**TASK DESCRIPTION**
Each line that includes the word "arcmin" counts once; give the total and nothing more.

**THE INPUT**
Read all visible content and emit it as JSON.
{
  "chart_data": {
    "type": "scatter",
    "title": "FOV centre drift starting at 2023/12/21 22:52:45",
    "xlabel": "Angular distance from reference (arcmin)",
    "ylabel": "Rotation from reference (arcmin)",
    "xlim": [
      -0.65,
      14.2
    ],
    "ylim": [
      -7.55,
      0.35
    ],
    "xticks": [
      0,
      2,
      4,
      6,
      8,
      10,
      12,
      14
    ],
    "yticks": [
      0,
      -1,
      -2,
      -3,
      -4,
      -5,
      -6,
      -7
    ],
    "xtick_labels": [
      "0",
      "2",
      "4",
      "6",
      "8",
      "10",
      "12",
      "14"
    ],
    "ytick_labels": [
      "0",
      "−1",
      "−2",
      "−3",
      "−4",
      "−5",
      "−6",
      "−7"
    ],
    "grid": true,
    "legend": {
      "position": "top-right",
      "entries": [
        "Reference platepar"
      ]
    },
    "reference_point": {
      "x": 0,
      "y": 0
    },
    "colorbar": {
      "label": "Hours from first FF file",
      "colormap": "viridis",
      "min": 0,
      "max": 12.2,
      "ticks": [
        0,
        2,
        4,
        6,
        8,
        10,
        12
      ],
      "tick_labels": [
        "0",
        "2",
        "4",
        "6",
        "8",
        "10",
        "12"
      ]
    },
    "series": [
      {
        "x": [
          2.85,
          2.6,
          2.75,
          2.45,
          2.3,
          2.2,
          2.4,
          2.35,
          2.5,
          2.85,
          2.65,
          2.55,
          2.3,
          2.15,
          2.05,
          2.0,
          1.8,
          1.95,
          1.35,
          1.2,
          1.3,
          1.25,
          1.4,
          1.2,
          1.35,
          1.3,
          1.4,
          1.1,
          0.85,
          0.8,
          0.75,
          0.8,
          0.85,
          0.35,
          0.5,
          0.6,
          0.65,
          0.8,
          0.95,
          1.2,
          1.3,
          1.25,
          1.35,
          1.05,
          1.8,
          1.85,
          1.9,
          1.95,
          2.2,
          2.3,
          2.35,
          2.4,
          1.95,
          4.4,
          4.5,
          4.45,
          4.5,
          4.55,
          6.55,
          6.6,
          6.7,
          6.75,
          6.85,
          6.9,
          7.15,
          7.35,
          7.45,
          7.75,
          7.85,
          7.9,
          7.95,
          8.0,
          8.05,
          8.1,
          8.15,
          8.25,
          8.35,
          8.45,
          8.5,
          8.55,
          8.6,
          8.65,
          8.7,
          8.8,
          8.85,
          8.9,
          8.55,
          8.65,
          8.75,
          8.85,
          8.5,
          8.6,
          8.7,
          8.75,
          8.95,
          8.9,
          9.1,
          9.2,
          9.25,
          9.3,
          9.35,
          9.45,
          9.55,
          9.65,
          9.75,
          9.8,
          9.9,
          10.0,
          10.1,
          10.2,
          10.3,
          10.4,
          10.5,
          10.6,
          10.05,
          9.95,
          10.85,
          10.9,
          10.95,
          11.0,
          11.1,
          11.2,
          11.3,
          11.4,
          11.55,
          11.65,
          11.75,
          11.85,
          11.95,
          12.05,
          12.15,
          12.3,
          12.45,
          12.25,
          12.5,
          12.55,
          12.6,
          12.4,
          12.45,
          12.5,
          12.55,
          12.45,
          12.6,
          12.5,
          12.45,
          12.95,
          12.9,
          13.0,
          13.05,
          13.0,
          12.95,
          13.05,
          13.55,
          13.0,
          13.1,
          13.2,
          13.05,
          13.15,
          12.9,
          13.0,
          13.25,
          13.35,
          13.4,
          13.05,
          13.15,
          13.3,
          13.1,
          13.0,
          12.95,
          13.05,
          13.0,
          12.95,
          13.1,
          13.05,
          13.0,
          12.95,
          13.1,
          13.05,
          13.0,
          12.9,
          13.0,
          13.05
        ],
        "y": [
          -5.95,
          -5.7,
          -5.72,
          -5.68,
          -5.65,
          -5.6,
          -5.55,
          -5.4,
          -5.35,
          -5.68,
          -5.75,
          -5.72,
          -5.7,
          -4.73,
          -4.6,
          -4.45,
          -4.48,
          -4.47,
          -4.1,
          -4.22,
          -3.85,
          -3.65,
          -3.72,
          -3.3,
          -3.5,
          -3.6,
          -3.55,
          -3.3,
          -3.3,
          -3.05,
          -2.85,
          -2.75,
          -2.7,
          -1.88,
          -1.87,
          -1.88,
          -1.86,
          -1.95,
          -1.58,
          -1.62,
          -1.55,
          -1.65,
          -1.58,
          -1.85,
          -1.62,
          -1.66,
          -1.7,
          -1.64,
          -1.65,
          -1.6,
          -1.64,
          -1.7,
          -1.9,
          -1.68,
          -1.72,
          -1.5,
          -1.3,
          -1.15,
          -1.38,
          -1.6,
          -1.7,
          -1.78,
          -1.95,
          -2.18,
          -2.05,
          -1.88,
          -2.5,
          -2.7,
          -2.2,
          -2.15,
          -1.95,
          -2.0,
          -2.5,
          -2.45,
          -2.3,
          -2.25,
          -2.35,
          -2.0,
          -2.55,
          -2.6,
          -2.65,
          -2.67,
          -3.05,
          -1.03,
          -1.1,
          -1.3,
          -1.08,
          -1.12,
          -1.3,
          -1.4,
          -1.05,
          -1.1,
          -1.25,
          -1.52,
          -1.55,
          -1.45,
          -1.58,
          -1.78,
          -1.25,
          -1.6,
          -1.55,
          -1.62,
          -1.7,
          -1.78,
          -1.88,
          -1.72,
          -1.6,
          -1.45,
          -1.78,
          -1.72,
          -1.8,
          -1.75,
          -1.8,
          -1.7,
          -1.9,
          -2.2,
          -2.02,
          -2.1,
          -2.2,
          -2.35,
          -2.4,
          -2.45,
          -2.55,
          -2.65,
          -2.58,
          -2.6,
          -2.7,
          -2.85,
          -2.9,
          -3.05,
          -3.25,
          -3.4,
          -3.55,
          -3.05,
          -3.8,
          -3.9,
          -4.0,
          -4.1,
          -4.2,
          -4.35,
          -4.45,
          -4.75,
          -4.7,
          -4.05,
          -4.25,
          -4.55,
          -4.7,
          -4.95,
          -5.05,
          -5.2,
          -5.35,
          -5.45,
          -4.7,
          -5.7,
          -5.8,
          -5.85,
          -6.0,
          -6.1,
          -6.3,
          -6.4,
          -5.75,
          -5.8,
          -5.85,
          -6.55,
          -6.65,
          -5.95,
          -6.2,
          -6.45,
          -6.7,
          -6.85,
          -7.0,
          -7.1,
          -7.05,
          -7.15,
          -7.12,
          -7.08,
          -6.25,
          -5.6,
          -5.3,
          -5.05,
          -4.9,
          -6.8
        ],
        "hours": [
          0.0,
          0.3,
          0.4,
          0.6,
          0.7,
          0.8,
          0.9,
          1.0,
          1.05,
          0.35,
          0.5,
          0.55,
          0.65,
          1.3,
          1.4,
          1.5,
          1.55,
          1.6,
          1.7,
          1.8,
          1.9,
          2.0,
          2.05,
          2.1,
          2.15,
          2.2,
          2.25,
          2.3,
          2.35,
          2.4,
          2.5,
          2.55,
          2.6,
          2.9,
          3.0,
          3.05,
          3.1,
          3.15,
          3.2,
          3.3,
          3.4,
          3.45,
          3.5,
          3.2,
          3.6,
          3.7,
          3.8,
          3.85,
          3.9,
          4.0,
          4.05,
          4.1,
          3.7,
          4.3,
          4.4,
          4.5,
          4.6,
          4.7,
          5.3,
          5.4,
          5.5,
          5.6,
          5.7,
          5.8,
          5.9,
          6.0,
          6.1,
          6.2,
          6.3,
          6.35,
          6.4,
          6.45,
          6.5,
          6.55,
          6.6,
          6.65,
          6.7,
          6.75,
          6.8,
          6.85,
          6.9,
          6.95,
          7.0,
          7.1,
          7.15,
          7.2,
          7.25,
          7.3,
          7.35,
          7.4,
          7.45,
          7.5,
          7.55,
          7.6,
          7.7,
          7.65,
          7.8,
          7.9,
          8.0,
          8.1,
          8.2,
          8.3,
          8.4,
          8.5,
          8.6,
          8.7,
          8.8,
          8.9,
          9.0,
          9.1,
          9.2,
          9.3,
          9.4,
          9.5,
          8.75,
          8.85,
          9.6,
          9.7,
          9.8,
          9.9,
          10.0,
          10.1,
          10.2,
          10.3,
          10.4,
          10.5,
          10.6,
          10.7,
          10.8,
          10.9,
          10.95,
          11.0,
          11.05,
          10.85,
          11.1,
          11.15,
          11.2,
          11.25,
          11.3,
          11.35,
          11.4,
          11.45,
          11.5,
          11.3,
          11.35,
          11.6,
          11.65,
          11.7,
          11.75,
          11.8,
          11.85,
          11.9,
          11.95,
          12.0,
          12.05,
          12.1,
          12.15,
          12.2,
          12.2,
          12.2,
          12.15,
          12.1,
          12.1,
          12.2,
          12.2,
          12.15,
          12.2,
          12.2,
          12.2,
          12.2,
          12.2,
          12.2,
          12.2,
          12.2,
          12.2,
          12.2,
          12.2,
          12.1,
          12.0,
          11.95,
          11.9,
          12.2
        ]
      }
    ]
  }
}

**FULL RESPONSE**
2